◆ Data to use:
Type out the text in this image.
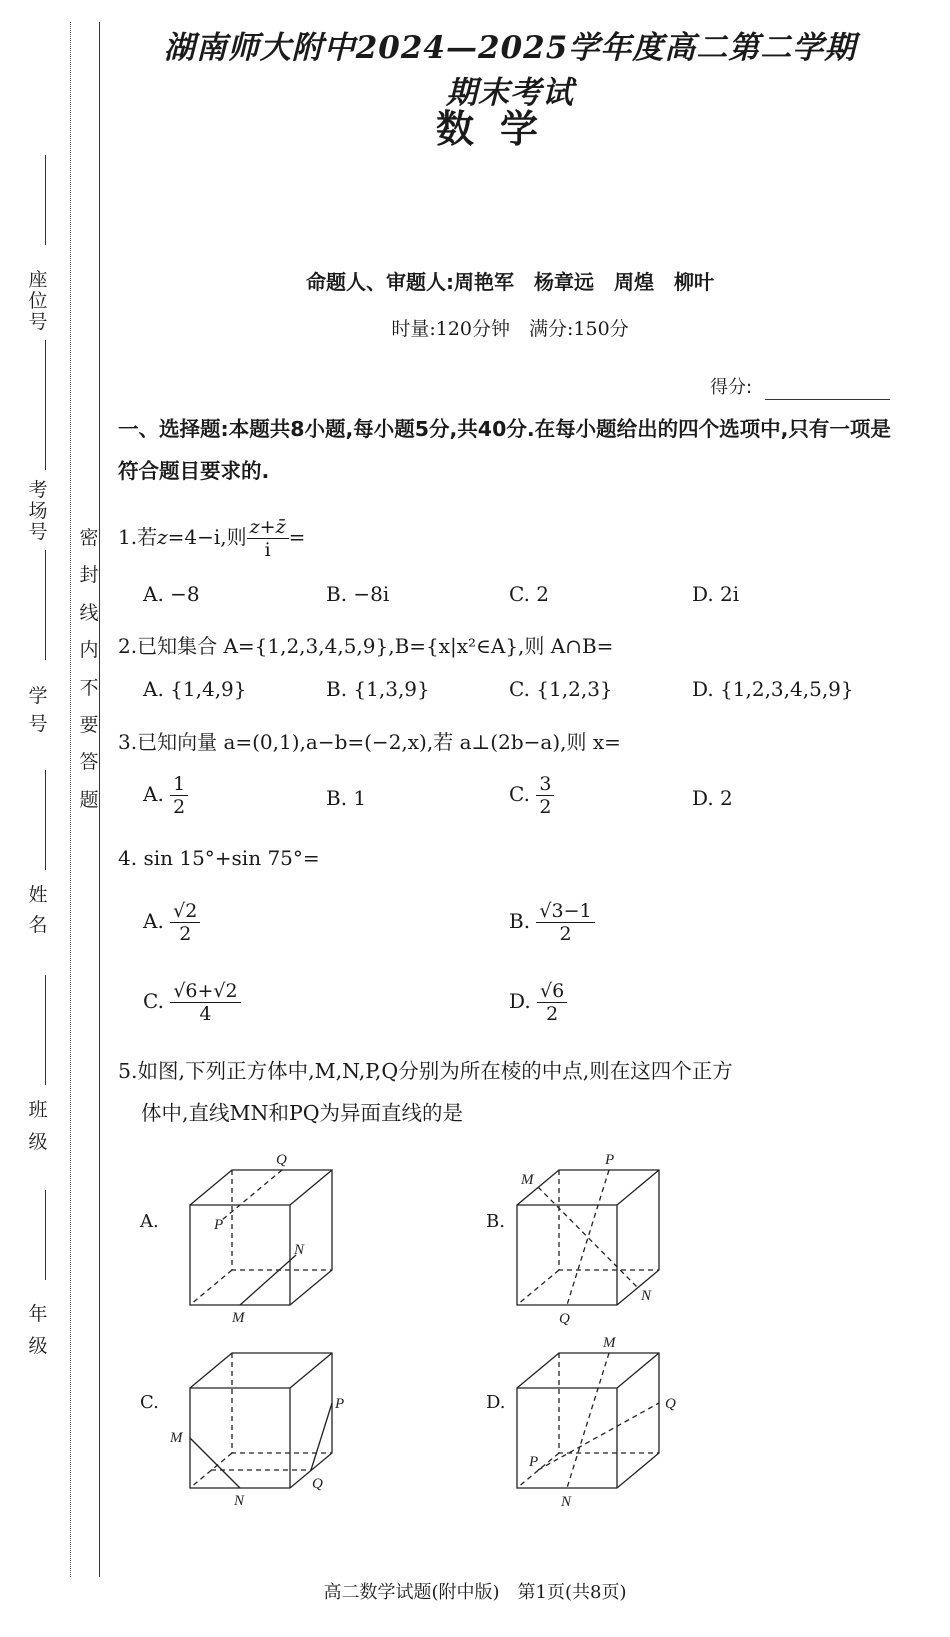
座位号
考场号
学　号
姓　名
班　级
年　级
密封线内不要答题
湖南师大附中2024—2025学年度高二第二学期期末考试
数学
命题人、审题人:周艳军　杨章远　周煌　柳叶
时量:120分钟　满分:150分
得分:
一、选择题:本题共8小题,每小题5分,共40分.在每小题给出的四个选项中,只有一项是符合题目要求的.
1.若z=4−i,则 $\frac{z+z̄}{i}$ =
A. −8	B. −8i	C. 2	D. 2i
2.已知集合 A={1,2,3,4,5,9},B={x|x²∈A},则 A∩B=
A. {1,4,9}	B. {1,3,9}	C. {1,2,3}	D. {1,2,3,4,5,9}
3.已知向量 a=(0,1),a−b=(−2,x),若 a⊥(2b−a),则 x=
A. $\frac{1}{2}$	B. 1	C. $\frac{3}{2}$	D. 2
4. sin 15°+sin 75°=
A. $\frac{√2}{2}$	B. $\frac{√3-1}{2}$
C. $\frac{√6+√2}{4}$	D. $\frac{√6}{2}$
5.如图,下列正方体中,M,N,P,Q分别为所在棱的中点,则在这四个正方
体中,直线MN和PQ为异面直线的是
A.	B.
C.	D.
Q
P
N
M
M
P
N
Q
M
P
Q
N
M
Q
P
N
高二数学试题(附中版)　第1页(共8页)
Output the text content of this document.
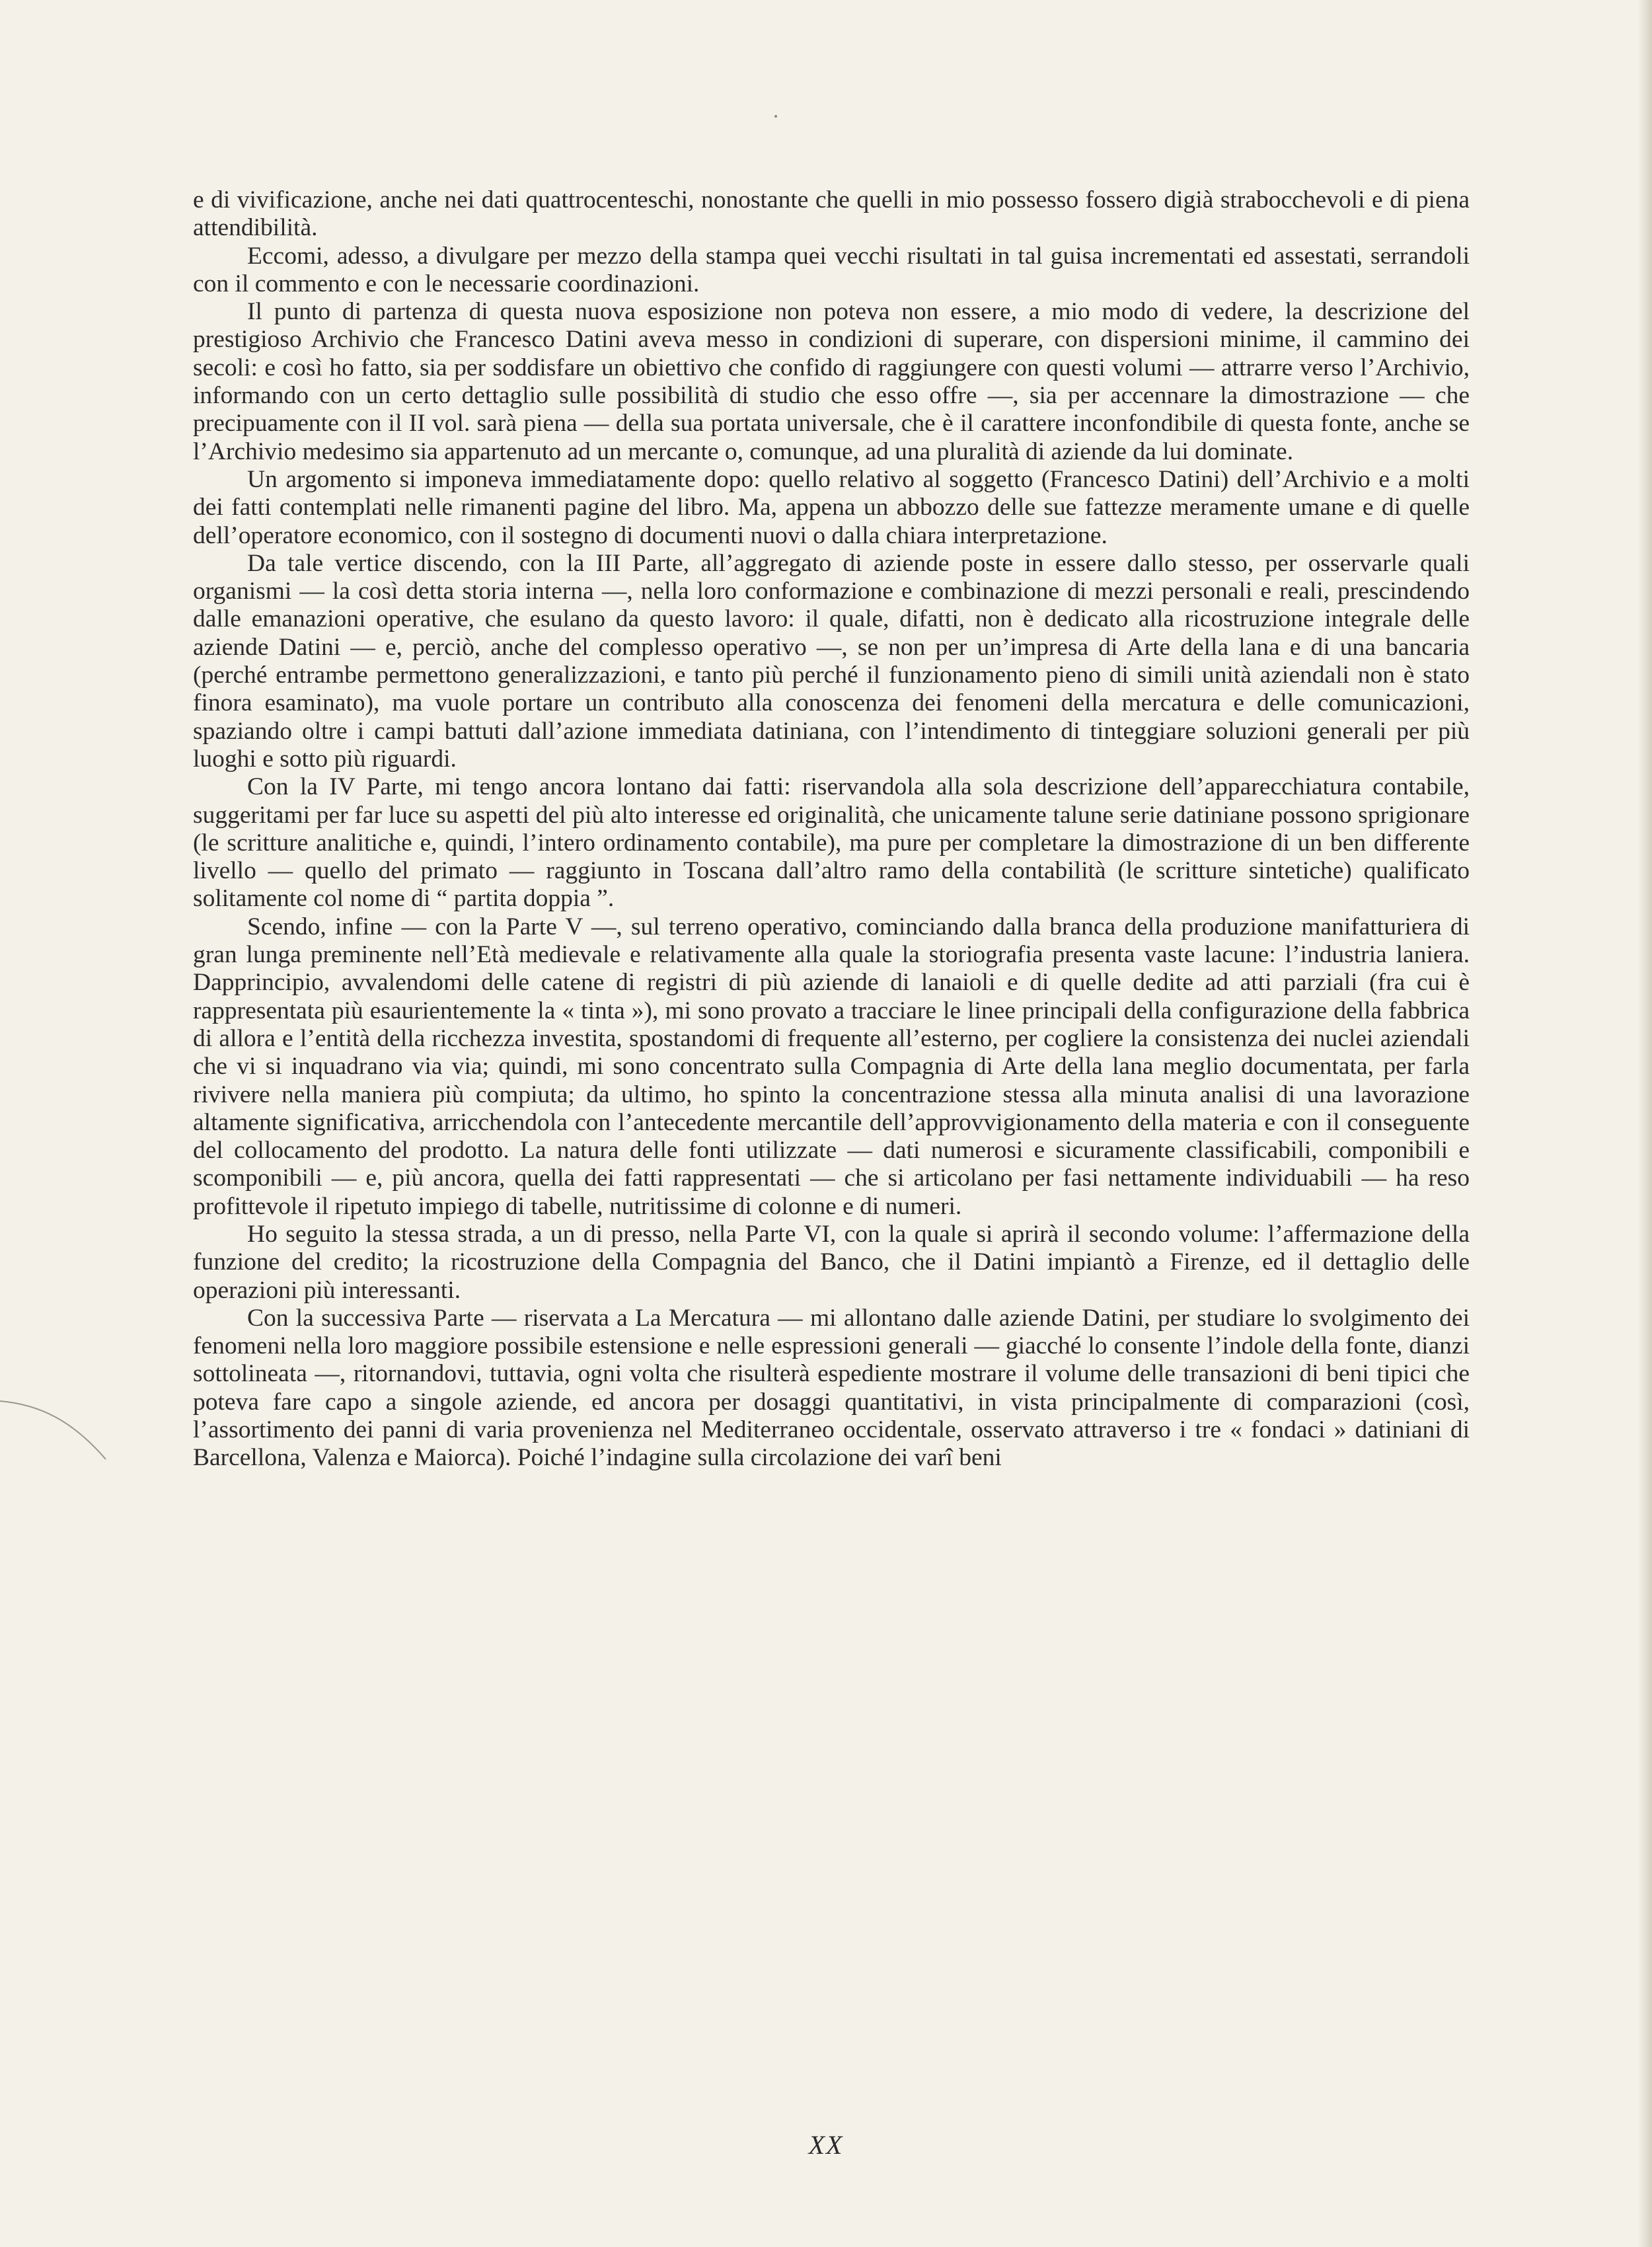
e di vivificazione, anche nei dati quattrocenteschi, nonostante che quelli in mio possesso fossero digià strabocchevoli e di piena attendibilità.

Eccomi, adesso, a divulgare per mezzo della stampa quei vecchi risultati in tal guisa incrementati ed assestati, serrandoli con il commento e con le necessarie coordinazioni.

Il punto di partenza di questa nuova esposizione non poteva non essere, a mio modo di vedere, la descrizione del prestigioso Archivio che Francesco Datini aveva messo in condizioni di superare, con dispersioni minime, il cammino dei secoli: e così ho fatto, sia per soddisfare un obiettivo che confido di raggiungere con questi volumi — attrarre verso l’Archivio, informando con un certo dettaglio sulle possibilità di studio che esso offre —, sia per accennare la dimostrazione — che precipuamente con il II vol. sarà piena — della sua portata universale, che è il carattere inconfondibile di questa fonte, anche se l’Archivio medesimo sia appartenuto ad un mercante o, comunque, ad una pluralità di aziende da lui dominate.

Un argomento si imponeva immediatamente dopo: quello relativo al soggetto (Francesco Datini) dell’Archivio e a molti dei fatti contemplati nelle rimanenti pagine del libro. Ma, appena un abbozzo delle sue fattezze meramente umane e di quelle dell’operatore economico, con il sostegno di documenti nuovi o dalla chiara interpretazione.

Da tale vertice discendo, con la III Parte, all’aggregato di aziende poste in essere dallo stesso, per osservarle quali organismi — la così detta storia interna —, nella loro conformazione e combinazione di mezzi personali e reali, prescindendo dalle emanazioni operative, che esulano da questo lavoro: il quale, difatti, non è dedicato alla ricostruzione integrale delle aziende Datini — e, perciò, anche del complesso operativo —, se non per un’impresa di Arte della lana e di una bancaria (perché entrambe permettono generalizzazioni, e tanto più perché il funzionamento pieno di simili unità aziendali non è stato finora esaminato), ma vuole portare un contributo alla conoscenza dei fenomeni della mercatura e delle comunicazioni, spaziando oltre i campi battuti dall’azione immediata datiniana, con l’intendimento di tinteggiare soluzioni generali per più luoghi e sotto più riguardi.

Con la IV Parte, mi tengo ancora lontano dai fatti: riservandola alla sola descrizione dell’apparecchiatura contabile, suggeritami per far luce su aspetti del più alto interesse ed originalità, che unicamente talune serie datiniane possono sprigionare (le scritture analitiche e, quindi, l’intero ordinamento contabile), ma pure per completare la dimostrazione di un ben differente livello — quello del primato — raggiunto in Toscana dall’altro ramo della contabilità (le scritture sintetiche) qualificato solitamente col nome di “ partita doppia ”.

Scendo, infine — con la Parte V —, sul terreno operativo, cominciando dalla branca della produzione manifatturiera di gran lunga preminente nell’Età medievale e relativamente alla quale la storiografia presenta vaste lacune: l’industria laniera. Dapprincipio, avvalendomi delle catene di registri di più aziende di lanaioli e di quelle dedite ad atti parziali (fra cui è rappresentata più esaurientemente la « tinta »), mi sono provato a tracciare le linee principali della configurazione della fabbrica di allora e l’entità della ricchezza investita, spostandomi di frequente all’esterno, per cogliere la consistenza dei nuclei aziendali che vi si inquadrano via via; quindi, mi sono concentrato sulla Compagnia di Arte della lana meglio documentata, per farla rivivere nella maniera più compiuta; da ultimo, ho spinto la concentrazione stessa alla minuta analisi di una lavorazione altamente significativa, arricchendola con l’antecedente mercantile dell’approvvigionamento della materia e con il conseguente del collocamento del prodotto. La natura delle fonti utilizzate — dati numerosi e sicuramente classificabili, componibili e scomponibili — e, più ancora, quella dei fatti rappresentati — che si articolano per fasi nettamente individuabili — ha reso profittevole il ripetuto impiego di tabelle, nutritissime di colonne e di numeri.

Ho seguito la stessa strada, a un di presso, nella Parte VI, con la quale si aprirà il secondo volume: l’affermazione della funzione del credito; la ricostruzione della Compagnia del Banco, che il Datini impiantò a Firenze, ed il dettaglio delle operazioni più interessanti.

Con la successiva Parte — riservata a La Mercatura — mi allontano dalle aziende Datini, per studiare lo svolgimento dei fenomeni nella loro maggiore possibile estensione e nelle espressioni generali — giacché lo consente l’indole della fonte, dianzi sottolineata —, ritornandovi, tuttavia, ogni volta che risulterà espediente mostrare il volume delle transazioni di beni tipici che poteva fare capo a singole aziende, ed ancora per dosaggi quantitativi, in vista principalmente di comparazioni (così, l’assortimento dei panni di varia provenienza nel Mediterraneo occidentale, osservato attraverso i tre « fondaci » datiniani di Barcellona, Valenza e Maiorca). Poiché l’indagine sulla circolazione dei varî beni

XX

◆ Task statement:
Return all lines with the word "text" in them.

◆ Worked solution:
Type out the text in this image.
Output the text content of this document.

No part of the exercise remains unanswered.